* [GIVEN TASK]: Copy the lines below as they are; omit the images they contain.

* [EXCERPTED RECORDS]:
....

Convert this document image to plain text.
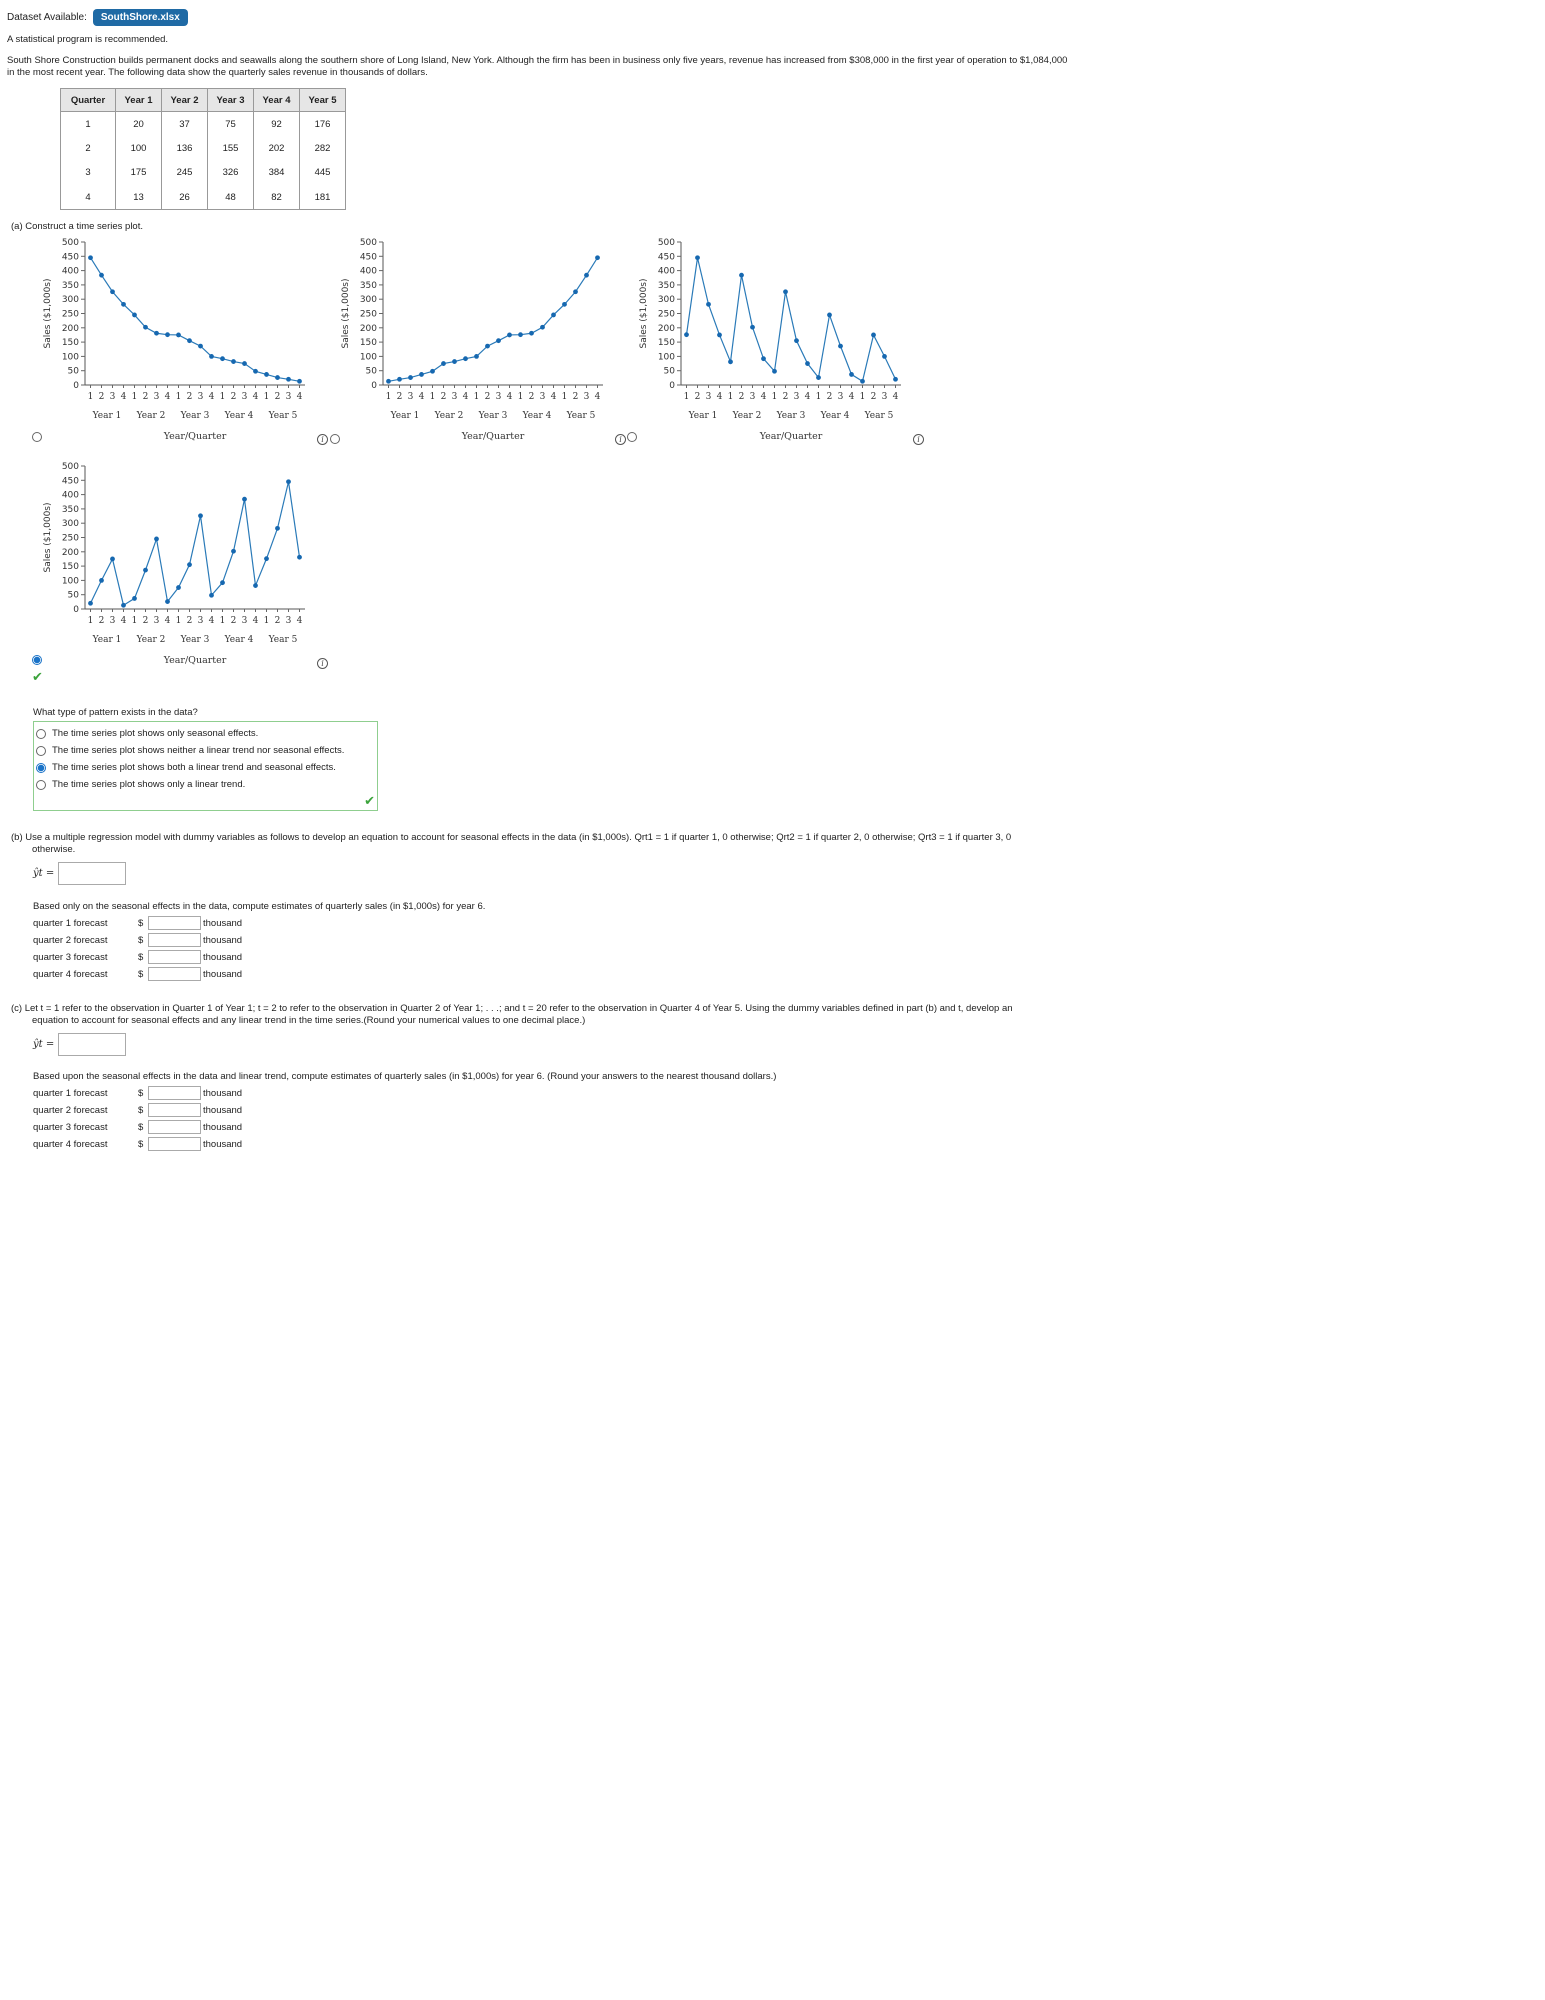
Dataset Available:	SouthShore.xlsx
A statistical program is recommended.
South Shore Construction builds permanent docks and seawalls along the southern shore of Long Island, New York. Although the firm has been in business only five years, revenue has increased from $308,000 in the first year of operation to $1,084,000
in the most recent year. The following data show the quarterly sales revenue in thousands of dollars.
Quarter	Year 1	Year 2	Year 3	Year 4	Year 5
1	20	37	75	92	176
2	100	136	155	202	282
3	175	245	326	384	445
4	13	26	48	82	181
(a) Construct a time series plot.
Sales ($1,000s)
0
50
100
150
200
250
300
350
400
450
500
1 2 3 4 1 2 3 4 1 2 3 4 1 2 3 4 1 2 3 4
Year 1 Year 2 Year 3 Year 4 Year 5
Year/Quarter
Sales ($1,000s)
0
50
100
150
200
250
300
350
400
450
500
1 2 3 4 1 2 3 4 1 2 3 4 1 2 3 4 1 2 3 4
Year 1 Year 2 Year 3 Year 4 Year 5
Year/Quarter
Sales ($1,000s)
0
50
100
150
200
250
300
350
400
450
500
1 2 3 4 1 2 3 4 1 2 3 4 1 2 3 4 1 2 3 4
Year 1 Year 2 Year 3 Year 4 Year 5
Year/Quarter
Sales ($1,000s)
0
50
100
150
200
250
300
350
400
450
500
1 2 3 4 1 2 3 4 1 2 3 4 1 2 3 4 1 2 3 4
Year 1 Year 2 Year 3 Year 4 Year 5
Year/Quarter
✔
i	i	i
i
What type of pattern exists in the data?
The time series plot shows only seasonal effects.
The time series plot shows neither a linear trend nor seasonal effects.
The time series plot shows both a linear trend and seasonal effects.
The time series plot shows only a linear trend.
✔
(b) Use a multiple regression model with dummy variables as follows to develop an equation to account for seasonal effects in the data (in $1,000s). Qrt1 = 1 if quarter 1, 0 otherwise; Qrt2 = 1 if quarter 2, 0 otherwise; Qrt3 = 1 if quarter 3, 0
otherwise.
ŷt =
Based only on the seasonal effects in the data, compute estimates of quarterly sales (in $1,000s) for year 6.
quarter 1 forecast	$	thousand
quarter 2 forecast	$	thousand
quarter 3 forecast	$	thousand
quarter 4 forecast	$	thousand
(c) Let t = 1 refer to the observation in Quarter 1 of Year 1; t = 2 to refer to the observation in Quarter 2 of Year 1; . . .; and t = 20 refer to the observation in Quarter 4 of Year 5. Using the dummy variables defined in part (b) and t, develop an
equation to account for seasonal effects and any linear trend in the time series.(Round your numerical values to one decimal place.)
ŷt =
Based upon the seasonal effects in the data and linear trend, compute estimates of quarterly sales (in $1,000s) for year 6. (Round your answers to the nearest thousand dollars.)
quarter 1 forecast	$	thousand
quarter 2 forecast	$	thousand
quarter 3 forecast	$	thousand
quarter 4 forecast	$	thousand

....

* [ANSWER TO THE TASK]:
Convert this document image to plain text.
Dataset Available:	SouthShore.xlsx
A statistical program is recommended.
South Shore Construction builds permanent docks and seawalls along the southern shore of Long Island, New York. Although the firm has been in business only five years, revenue has increased from $308,000 in the first year of operation to $1,084,000
in the most recent year. The following data show the quarterly sales revenue in thousands of dollars.
Quarter	Year 1	Year 2	Year 3	Year 4	Year 5
1	20	37	75	92	176
2	100	136	155	202	282
3	175	245	326	384	445
4	13	26	48	82	181
(a) Construct a time series plot.
Sales ($1,000s)
0
50
100
150
200
250
300
350
400
450
500
1 2 3 4 1 2 3 4 1 2 3 4 1 2 3 4 1 2 3 4
Year 1 Year 2 Year 3 Year 4 Year 5
Year/Quarter
Sales ($1,000s)
0
50
100
150
200
250
300
350
400
450
500
1 2 3 4 1 2 3 4 1 2 3 4 1 2 3 4 1 2 3 4
Year 1 Year 2 Year 3 Year 4 Year 5
Year/Quarter
Sales ($1,000s)
0
50
100
150
200
250
300
350
400
450
500
1 2 3 4 1 2 3 4 1 2 3 4 1 2 3 4 1 2 3 4
Year 1 Year 2 Year 3 Year 4 Year 5
Year/Quarter
Sales ($1,000s)
0
50
100
150
200
250
300
350
400
450
500
1 2 3 4 1 2 3 4 1 2 3 4 1 2 3 4 1 2 3 4
Year 1 Year 2 Year 3 Year 4 Year 5
Year/Quarter
✔
i	i	i
i
What type of pattern exists in the data?
The time series plot shows only seasonal effects.
The time series plot shows neither a linear trend nor seasonal effects.
The time series plot shows both a linear trend and seasonal effects.
The time series plot shows only a linear trend.
✔
(b) Use a multiple regression model with dummy variables as follows to develop an equation to account for seasonal effects in the data (in $1,000s). Qrt1 = 1 if quarter 1, 0 otherwise; Qrt2 = 1 if quarter 2, 0 otherwise; Qrt3 = 1 if quarter 3, 0
otherwise.
ŷt =
Based only on the seasonal effects in the data, compute estimates of quarterly sales (in $1,000s) for year 6.
quarter 1 forecast	$	thousand
quarter 2 forecast	$	thousand
quarter 3 forecast	$	thousand
quarter 4 forecast	$	thousand
(c) Let t = 1 refer to the observation in Quarter 1 of Year 1; t = 2 to refer to the observation in Quarter 2 of Year 1; . . .; and t = 20 refer to the observation in Quarter 4 of Year 5. Using the dummy variables defined in part (b) and t, develop an
equation to account for seasonal effects and any linear trend in the time series.(Round your numerical values to one decimal place.)
ŷt =
Based upon the seasonal effects in the data and linear trend, compute estimates of quarterly sales (in $1,000s) for year 6. (Round your answers to the nearest thousand dollars.)
quarter 1 forecast	$	thousand
quarter 2 forecast	$	thousand
quarter 3 forecast	$	thousand
quarter 4 forecast	$	thousand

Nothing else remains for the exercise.